§ Work to complete:
Select the lines that hold the word "factors" and copy each one.

Stored records:
┄┄┄┄┄┄

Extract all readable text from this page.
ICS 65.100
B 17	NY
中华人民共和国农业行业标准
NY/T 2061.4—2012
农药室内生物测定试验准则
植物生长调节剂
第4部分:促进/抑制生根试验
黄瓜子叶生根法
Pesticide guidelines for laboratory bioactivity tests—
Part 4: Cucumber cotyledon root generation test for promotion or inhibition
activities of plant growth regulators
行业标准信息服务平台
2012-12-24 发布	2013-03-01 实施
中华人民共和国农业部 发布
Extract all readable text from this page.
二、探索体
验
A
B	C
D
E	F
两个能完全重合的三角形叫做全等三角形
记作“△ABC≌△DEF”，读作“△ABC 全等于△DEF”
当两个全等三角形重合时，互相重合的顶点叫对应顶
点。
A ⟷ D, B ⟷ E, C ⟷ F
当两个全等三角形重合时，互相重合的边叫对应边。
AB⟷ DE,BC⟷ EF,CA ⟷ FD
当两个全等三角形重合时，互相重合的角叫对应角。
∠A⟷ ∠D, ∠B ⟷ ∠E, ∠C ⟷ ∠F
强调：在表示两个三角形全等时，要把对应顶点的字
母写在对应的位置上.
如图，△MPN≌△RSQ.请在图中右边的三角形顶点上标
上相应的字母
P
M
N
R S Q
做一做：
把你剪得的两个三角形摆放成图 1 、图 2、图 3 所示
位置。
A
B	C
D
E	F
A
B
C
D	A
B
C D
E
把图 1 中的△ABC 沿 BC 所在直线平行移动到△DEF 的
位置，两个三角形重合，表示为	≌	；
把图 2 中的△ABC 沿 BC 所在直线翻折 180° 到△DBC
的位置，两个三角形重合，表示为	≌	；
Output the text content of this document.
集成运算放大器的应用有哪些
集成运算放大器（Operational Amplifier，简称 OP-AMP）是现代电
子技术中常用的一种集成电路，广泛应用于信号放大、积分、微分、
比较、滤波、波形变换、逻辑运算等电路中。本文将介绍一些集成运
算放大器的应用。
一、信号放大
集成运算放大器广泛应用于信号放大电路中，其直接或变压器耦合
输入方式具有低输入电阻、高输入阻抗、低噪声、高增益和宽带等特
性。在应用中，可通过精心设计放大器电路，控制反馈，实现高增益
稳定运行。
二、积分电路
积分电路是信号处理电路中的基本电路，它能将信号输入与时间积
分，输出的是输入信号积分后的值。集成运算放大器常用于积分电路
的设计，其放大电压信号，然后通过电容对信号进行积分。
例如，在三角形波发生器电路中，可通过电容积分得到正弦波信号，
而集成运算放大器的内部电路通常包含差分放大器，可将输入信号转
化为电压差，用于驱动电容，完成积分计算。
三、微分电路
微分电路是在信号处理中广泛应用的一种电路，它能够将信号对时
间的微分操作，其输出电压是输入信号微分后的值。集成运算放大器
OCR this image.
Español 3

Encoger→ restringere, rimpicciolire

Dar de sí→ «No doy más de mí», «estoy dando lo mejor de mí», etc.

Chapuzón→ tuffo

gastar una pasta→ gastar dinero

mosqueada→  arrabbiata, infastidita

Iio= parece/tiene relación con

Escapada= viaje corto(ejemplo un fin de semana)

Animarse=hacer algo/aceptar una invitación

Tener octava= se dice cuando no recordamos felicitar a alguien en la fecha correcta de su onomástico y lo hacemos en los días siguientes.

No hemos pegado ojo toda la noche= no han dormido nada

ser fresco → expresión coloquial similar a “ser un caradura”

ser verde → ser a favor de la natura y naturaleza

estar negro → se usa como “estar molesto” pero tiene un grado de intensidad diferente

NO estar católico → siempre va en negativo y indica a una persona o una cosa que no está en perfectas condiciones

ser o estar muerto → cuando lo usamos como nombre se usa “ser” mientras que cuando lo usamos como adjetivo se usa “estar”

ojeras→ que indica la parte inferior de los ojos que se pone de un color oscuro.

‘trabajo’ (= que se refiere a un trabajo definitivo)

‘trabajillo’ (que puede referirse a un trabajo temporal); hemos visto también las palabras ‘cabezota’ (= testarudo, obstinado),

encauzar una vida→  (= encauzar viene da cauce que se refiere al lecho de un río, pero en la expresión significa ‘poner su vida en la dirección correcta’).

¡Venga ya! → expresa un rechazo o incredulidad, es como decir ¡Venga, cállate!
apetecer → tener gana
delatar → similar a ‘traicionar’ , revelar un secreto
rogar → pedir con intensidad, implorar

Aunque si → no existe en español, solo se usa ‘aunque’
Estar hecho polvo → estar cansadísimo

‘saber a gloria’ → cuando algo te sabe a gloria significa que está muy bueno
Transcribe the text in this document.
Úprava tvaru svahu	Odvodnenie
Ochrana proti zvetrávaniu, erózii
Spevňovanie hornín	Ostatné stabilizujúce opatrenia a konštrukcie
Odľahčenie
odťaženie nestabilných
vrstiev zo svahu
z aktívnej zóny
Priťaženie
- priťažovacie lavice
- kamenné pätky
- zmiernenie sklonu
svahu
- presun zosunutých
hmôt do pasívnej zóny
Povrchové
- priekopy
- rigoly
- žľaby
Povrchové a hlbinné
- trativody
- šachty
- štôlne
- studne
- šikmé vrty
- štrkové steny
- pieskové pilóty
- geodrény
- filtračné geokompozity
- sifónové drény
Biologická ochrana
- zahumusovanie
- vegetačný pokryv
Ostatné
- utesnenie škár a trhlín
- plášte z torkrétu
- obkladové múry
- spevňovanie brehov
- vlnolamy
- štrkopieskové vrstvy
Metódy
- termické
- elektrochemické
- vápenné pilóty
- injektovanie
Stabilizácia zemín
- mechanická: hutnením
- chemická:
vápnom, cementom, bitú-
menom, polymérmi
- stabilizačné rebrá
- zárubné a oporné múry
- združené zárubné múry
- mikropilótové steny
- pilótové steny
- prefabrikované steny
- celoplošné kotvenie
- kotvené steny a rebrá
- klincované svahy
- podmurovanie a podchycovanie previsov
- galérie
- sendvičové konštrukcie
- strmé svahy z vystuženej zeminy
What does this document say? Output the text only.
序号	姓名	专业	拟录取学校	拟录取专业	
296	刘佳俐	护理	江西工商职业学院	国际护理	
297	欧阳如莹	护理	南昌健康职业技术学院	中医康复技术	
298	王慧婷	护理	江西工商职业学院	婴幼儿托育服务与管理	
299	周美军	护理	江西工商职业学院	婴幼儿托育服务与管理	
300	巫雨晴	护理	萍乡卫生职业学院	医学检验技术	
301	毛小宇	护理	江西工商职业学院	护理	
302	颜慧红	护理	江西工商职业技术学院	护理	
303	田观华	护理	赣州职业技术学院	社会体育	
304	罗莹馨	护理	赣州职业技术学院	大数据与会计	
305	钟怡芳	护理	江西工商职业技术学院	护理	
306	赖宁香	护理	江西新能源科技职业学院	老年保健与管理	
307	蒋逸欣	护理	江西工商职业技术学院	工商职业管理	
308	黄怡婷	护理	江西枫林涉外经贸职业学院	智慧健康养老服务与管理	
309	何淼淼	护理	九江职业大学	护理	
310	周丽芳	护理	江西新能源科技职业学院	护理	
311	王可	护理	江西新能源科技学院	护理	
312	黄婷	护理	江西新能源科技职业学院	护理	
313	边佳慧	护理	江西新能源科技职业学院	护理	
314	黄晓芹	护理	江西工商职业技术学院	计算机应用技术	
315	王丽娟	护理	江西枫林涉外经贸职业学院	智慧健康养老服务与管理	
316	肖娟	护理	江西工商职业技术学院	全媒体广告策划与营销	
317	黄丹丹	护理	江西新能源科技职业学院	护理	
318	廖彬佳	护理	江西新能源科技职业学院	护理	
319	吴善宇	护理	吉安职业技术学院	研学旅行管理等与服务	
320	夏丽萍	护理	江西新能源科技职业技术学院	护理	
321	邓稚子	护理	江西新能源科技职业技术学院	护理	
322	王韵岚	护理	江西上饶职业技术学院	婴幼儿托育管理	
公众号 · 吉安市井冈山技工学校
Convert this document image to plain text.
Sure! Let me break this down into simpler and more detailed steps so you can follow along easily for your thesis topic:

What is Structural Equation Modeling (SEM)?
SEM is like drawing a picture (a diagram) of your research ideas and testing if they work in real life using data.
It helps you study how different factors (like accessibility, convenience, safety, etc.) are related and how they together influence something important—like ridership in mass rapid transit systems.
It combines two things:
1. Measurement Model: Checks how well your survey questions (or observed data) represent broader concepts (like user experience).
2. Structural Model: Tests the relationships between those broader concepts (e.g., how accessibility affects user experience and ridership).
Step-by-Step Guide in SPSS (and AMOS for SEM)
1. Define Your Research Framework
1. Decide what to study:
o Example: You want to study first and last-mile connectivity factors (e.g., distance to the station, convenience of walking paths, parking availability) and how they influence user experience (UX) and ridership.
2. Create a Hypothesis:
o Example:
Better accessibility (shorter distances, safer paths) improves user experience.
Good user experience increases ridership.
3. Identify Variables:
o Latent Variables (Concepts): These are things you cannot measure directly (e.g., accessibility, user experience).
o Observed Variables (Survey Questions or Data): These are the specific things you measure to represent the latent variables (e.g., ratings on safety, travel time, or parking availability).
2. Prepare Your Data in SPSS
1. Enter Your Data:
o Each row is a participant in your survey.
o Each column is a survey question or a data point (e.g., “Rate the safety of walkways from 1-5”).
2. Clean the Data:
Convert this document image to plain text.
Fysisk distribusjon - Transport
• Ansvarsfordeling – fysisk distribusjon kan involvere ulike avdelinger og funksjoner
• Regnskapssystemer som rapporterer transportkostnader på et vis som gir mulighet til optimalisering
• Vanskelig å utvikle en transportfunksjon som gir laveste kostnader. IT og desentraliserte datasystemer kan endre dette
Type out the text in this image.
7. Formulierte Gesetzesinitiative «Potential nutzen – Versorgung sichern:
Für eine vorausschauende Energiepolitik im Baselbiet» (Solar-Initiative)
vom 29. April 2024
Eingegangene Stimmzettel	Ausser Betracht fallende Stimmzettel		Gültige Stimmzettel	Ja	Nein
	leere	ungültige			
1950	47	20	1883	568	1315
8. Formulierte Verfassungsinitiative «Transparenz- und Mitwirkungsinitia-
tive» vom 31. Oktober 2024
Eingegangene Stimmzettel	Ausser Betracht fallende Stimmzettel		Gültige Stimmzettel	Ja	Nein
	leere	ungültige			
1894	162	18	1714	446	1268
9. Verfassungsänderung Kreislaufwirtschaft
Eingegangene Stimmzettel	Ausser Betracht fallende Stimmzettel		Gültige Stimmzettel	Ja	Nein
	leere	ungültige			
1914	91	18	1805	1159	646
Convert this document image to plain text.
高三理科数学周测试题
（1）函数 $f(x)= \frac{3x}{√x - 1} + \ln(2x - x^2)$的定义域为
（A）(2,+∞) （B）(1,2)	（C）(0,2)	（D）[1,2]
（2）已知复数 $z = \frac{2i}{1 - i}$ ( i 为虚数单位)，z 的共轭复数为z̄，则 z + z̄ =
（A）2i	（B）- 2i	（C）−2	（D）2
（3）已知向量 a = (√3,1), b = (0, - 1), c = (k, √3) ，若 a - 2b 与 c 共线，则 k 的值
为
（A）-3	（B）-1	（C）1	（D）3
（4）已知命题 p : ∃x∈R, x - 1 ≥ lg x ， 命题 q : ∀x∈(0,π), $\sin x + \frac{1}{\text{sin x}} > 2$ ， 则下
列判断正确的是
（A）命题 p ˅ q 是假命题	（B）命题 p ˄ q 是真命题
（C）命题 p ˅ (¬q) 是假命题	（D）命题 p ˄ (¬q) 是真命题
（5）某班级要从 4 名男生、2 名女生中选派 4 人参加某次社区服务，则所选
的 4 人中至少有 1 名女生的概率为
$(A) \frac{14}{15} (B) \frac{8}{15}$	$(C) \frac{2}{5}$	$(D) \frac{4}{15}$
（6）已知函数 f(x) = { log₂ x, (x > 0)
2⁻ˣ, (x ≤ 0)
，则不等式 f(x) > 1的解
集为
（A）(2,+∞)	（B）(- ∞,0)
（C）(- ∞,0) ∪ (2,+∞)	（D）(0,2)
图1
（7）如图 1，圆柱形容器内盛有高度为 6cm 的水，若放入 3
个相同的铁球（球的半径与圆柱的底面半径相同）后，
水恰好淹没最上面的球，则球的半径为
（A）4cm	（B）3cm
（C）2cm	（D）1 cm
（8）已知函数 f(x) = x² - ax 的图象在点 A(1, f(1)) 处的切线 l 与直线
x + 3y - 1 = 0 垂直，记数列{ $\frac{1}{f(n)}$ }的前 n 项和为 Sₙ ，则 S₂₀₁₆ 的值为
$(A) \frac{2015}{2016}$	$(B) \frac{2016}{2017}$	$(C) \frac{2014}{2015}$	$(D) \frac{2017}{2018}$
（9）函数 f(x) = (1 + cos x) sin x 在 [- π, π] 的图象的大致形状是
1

┄┄┄┄┄┄

§ Written solution:
It helps you study how different factors (like accessibility, convenience, safety, etc.) are related and how they together influence something important—like ridership in mass rapid transit systems.
o Example: You want to study first and last-mile connectivity factors (e.g., distance to the station, convenience of walking paths, parking availability) and how they influence user experience (UX) and ridership.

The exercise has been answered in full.